- [THE PROBLEM]
Leave out any pictures and transcribe all other data below exactly.

** begin RAW RECORDS **

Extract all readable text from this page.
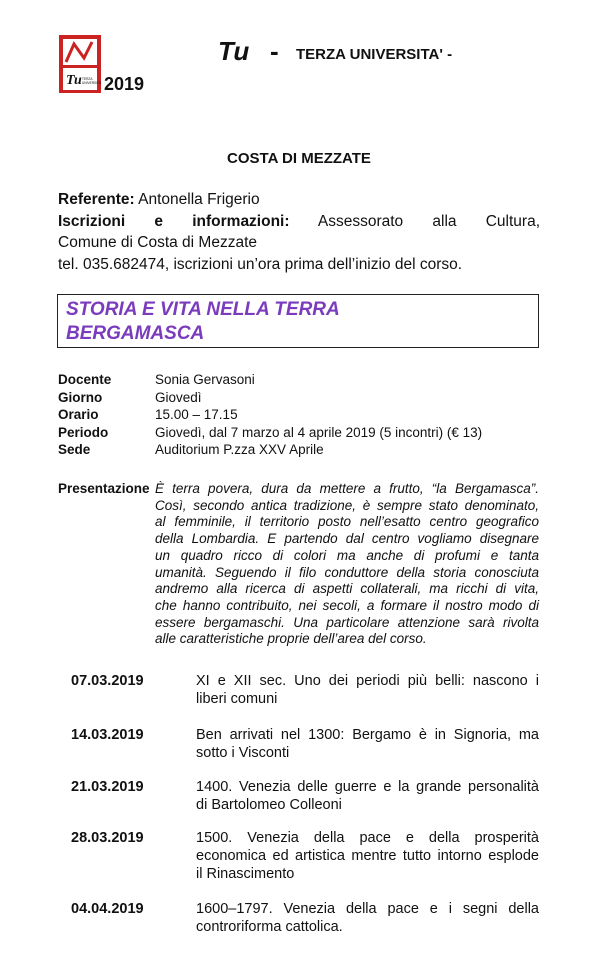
Tu TERZA
UNIVERSITÀ 2019
Tu - TERZA UNIVERSITA' -
COSTA DI MEZZATE
Referente: Antonella Frigerio
Iscrizioni e informazioni: Assessorato alla Cultura,
Comune di Costa di Mezzate
tel. 035.682474, iscrizioni un’ora prima dell’inizio del corso.
STORIA E VITA NELLA TERRA
BERGAMASCA
Docente	Sonia Gervasoni
Giorno	Giovedì
Orario	15.00 – 17.15
Periodo	Giovedì, dal 7 marzo al 4 aprile 2019 (5 incontri) (€ 13)
Sede	Auditorium P.zza XXV Aprile
Presentazione È terra povera, dura da mettere a frutto, “la Bergamasca”.
Così, secondo antica tradizione, è sempre stato denominato,
al femminile, il territorio posto nell’esatto centro geografico
della Lombardia. E partendo dal centro vogliamo disegnare
un quadro ricco di colori ma anche di profumi e tanta
umanità. Seguendo il filo conduttore della storia conosciuta
andremo alla ricerca di aspetti collaterali, ma ricchi di vita,
che hanno contribuito, nei secoli, a formare il nostro modo di
essere bergamaschi. Una particolare attenzione sarà rivolta
alle caratteristiche proprie dell’area del corso.
07.03.2019	XI e XII sec. Uno dei periodi più belli: nascono i
liberi comuni
14.03.2019	Ben arrivati nel 1300: Bergamo è in Signoria, ma
sotto i Visconti
21.03.2019	1400. Venezia delle guerre e la grande personalità
di Bartolomeo Colleoni
28.03.2019	1500. Venezia della pace e della prosperità
economica ed artistica mentre tutto intorno esplode
il Rinascimento
04.04.2019	1600–1797. Venezia della pace e i segni della
controriforma cattolica.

** end RAW RECORDS **

- [RESPONSE]
Extract all readable text from this page.
Tu TERZA
UNIVERSITÀ 2019
Tu - TERZA UNIVERSITA' -
COSTA DI MEZZATE
Referente: Antonella Frigerio
Iscrizioni e informazioni: Assessorato alla Cultura,
Comune di Costa di Mezzate
tel. 035.682474, iscrizioni un’ora prima dell’inizio del corso.
STORIA E VITA NELLA TERRA
BERGAMASCA
Docente	Sonia Gervasoni
Giorno	Giovedì
Orario	15.00 – 17.15
Periodo	Giovedì, dal 7 marzo al 4 aprile 2019 (5 incontri) (€ 13)
Sede	Auditorium P.zza XXV Aprile
Presentazione È terra povera, dura da mettere a frutto, “la Bergamasca”.
Così, secondo antica tradizione, è sempre stato denominato,
al femminile, il territorio posto nell’esatto centro geografico
della Lombardia. E partendo dal centro vogliamo disegnare
un quadro ricco di colori ma anche di profumi e tanta
umanità. Seguendo il filo conduttore della storia conosciuta
andremo alla ricerca di aspetti collaterali, ma ricchi di vita,
che hanno contribuito, nei secoli, a formare il nostro modo di
essere bergamaschi. Una particolare attenzione sarà rivolta
alle caratteristiche proprie dell’area del corso.
07.03.2019	XI e XII sec. Uno dei periodi più belli: nascono i
liberi comuni
14.03.2019	Ben arrivati nel 1300: Bergamo è in Signoria, ma
sotto i Visconti
21.03.2019	1400. Venezia delle guerre e la grande personalità
di Bartolomeo Colleoni
28.03.2019	1500. Venezia della pace e della prosperità
economica ed artistica mentre tutto intorno esplode
il Rinascimento
04.04.2019	1600–1797. Venezia della pace e i segni della
controriforma cattolica.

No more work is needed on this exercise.